Begin Data shown

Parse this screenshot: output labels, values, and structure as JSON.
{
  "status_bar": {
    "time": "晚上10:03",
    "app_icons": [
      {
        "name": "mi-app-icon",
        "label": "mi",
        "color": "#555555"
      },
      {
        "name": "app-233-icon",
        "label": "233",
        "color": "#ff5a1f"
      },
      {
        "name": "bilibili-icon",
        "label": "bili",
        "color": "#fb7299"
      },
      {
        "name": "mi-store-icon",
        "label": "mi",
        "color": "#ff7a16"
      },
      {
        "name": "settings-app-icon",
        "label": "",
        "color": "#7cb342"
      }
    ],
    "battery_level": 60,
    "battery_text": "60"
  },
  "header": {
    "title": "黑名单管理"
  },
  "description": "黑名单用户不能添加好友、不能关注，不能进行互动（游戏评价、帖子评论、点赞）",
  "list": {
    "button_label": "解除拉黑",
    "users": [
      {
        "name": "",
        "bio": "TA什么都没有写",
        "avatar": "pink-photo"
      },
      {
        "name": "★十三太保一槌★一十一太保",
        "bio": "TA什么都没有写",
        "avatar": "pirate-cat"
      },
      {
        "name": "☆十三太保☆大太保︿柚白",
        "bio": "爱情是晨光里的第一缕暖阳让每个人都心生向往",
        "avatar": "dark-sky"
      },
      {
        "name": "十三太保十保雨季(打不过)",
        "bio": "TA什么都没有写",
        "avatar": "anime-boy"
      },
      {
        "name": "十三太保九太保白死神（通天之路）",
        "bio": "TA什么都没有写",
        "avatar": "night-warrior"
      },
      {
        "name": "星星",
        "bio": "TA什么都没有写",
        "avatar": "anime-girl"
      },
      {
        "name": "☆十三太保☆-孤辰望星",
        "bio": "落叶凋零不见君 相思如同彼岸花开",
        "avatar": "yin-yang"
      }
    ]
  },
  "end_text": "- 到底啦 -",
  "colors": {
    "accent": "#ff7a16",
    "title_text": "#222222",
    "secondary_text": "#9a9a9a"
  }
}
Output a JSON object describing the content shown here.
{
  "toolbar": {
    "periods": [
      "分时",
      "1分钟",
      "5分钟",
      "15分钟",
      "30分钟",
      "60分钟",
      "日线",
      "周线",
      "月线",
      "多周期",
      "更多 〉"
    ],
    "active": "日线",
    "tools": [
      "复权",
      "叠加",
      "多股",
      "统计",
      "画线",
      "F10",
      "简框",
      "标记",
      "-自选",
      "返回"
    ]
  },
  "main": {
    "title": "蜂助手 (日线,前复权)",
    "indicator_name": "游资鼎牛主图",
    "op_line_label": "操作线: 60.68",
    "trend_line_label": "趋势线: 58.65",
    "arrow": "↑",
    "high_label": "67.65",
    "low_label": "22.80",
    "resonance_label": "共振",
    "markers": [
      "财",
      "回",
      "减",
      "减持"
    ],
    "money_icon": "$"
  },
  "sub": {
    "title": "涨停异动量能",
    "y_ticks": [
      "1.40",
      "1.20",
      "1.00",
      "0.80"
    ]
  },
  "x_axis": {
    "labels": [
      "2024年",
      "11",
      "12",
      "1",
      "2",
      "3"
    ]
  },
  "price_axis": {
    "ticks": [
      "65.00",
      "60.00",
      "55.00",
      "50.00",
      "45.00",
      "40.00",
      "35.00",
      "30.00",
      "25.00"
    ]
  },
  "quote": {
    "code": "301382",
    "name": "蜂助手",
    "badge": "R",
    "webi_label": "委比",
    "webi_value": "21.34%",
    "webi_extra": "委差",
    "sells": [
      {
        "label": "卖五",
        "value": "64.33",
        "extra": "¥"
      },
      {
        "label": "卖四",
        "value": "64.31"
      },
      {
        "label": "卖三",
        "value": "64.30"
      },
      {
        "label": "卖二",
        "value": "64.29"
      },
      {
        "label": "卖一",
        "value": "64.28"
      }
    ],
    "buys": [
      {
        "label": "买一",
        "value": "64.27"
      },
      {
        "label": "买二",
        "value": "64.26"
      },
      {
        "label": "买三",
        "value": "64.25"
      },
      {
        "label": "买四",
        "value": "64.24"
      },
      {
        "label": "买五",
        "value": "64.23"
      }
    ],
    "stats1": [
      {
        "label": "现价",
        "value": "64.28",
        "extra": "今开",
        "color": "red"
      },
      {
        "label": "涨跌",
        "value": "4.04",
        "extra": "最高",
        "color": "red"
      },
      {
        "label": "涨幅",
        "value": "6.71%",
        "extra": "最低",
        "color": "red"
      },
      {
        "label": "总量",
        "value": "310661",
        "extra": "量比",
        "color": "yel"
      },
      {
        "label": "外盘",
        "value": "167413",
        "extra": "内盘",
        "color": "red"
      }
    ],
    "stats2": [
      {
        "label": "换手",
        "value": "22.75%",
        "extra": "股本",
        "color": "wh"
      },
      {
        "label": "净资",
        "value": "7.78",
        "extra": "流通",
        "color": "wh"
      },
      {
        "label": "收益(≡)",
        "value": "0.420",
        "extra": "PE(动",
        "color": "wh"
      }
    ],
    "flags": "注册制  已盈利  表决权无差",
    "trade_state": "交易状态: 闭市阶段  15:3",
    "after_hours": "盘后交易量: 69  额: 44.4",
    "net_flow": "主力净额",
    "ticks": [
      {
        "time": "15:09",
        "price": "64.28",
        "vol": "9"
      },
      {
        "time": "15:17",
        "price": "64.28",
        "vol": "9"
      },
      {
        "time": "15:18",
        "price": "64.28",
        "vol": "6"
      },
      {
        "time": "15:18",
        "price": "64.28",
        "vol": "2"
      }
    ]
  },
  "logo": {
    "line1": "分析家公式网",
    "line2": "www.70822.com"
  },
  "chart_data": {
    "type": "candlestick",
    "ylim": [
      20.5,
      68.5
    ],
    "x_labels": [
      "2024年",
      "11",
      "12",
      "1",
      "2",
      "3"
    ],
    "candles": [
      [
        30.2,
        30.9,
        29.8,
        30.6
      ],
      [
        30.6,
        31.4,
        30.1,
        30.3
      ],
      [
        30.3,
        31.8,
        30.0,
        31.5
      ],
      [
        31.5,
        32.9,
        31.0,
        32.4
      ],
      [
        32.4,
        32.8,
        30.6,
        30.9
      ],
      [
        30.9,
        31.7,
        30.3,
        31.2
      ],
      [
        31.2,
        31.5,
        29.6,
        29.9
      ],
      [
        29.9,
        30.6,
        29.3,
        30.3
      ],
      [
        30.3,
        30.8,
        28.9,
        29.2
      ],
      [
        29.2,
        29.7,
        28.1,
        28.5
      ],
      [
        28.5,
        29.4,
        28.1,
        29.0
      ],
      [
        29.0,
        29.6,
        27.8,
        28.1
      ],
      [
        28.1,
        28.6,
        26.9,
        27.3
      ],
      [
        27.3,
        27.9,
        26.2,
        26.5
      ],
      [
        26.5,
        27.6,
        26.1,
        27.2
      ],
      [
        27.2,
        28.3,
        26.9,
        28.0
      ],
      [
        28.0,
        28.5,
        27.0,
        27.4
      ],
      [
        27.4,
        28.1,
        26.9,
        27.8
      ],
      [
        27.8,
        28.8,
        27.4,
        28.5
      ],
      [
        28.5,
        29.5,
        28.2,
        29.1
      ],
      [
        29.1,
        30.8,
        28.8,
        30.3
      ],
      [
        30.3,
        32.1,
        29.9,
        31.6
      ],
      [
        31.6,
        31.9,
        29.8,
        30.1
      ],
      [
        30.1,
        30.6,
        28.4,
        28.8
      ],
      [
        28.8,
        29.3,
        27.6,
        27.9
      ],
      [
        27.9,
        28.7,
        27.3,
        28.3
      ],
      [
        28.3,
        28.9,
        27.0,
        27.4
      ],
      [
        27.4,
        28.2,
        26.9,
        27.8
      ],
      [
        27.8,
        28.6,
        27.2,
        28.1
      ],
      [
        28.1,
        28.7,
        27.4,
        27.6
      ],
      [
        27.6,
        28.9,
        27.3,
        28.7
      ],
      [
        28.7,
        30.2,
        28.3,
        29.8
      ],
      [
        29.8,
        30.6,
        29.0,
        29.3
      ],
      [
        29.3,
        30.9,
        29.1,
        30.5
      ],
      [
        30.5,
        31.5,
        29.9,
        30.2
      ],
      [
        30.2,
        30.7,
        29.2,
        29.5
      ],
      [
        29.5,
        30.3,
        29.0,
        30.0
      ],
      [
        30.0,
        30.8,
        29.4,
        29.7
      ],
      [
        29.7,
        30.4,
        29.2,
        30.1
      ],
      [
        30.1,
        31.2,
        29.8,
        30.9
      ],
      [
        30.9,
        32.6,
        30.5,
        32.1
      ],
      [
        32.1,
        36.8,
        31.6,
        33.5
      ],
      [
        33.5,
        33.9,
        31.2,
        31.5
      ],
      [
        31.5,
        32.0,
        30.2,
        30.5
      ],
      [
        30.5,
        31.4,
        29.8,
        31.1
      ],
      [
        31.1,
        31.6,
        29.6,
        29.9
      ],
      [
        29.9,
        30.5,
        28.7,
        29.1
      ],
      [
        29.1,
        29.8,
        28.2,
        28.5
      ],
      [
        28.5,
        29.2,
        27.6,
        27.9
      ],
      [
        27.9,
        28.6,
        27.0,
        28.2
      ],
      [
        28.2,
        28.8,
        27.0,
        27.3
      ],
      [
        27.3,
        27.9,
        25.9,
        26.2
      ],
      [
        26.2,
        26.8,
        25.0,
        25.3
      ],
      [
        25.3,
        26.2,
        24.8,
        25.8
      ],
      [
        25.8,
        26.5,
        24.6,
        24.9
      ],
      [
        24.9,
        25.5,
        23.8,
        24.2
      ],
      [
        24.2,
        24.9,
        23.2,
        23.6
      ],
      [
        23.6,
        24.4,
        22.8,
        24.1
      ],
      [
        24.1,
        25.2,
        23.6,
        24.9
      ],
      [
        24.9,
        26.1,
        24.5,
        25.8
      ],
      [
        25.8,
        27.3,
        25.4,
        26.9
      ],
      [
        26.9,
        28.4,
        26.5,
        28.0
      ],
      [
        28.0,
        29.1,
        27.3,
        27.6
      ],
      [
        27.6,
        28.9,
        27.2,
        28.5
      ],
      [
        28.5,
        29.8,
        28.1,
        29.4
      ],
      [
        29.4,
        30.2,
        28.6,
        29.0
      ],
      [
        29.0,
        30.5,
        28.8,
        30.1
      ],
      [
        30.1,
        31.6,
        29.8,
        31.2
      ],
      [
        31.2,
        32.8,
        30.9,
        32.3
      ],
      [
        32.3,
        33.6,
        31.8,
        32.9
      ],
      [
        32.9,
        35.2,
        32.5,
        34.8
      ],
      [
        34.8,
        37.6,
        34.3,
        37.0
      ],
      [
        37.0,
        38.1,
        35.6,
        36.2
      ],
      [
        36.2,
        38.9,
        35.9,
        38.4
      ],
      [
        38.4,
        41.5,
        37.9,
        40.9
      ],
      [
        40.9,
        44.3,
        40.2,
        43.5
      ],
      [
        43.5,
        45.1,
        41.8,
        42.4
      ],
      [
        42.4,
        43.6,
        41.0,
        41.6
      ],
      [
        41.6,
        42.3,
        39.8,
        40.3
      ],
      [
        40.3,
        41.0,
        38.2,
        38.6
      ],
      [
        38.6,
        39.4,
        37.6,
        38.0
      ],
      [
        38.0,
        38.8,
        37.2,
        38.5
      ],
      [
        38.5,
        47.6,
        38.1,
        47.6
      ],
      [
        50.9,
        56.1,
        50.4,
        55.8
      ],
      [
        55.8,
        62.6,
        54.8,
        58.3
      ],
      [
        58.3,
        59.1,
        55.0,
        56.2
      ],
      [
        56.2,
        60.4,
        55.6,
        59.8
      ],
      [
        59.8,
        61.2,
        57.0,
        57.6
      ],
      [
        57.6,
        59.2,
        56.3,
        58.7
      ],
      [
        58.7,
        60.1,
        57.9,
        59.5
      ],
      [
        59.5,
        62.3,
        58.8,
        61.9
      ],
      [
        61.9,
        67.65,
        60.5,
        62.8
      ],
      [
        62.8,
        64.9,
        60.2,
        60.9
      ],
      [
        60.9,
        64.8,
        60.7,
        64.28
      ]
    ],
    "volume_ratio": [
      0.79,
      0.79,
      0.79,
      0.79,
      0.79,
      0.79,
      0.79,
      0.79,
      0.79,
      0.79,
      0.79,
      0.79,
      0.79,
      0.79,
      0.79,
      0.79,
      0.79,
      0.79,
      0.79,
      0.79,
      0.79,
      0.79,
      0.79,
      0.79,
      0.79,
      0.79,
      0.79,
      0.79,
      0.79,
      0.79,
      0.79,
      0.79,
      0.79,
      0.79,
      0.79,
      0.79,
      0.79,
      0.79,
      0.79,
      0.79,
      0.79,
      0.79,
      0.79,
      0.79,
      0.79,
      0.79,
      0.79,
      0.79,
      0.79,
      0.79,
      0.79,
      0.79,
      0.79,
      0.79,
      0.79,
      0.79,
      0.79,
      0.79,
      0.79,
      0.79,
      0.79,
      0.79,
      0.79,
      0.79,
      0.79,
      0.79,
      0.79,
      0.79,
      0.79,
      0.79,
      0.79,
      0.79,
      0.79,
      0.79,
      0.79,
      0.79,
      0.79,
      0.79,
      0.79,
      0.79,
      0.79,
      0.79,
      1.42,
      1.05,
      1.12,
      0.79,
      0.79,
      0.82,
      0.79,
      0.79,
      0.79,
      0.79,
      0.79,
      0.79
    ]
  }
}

End Data shown

**Stated task:**
Look through the material above and pick out each line holding the word "time".

**Written response:**
    "time": "晚上10:03",
        "time": "15:09",
        "time": "15:17",
        "time": "15:18",
        "time": "15:18",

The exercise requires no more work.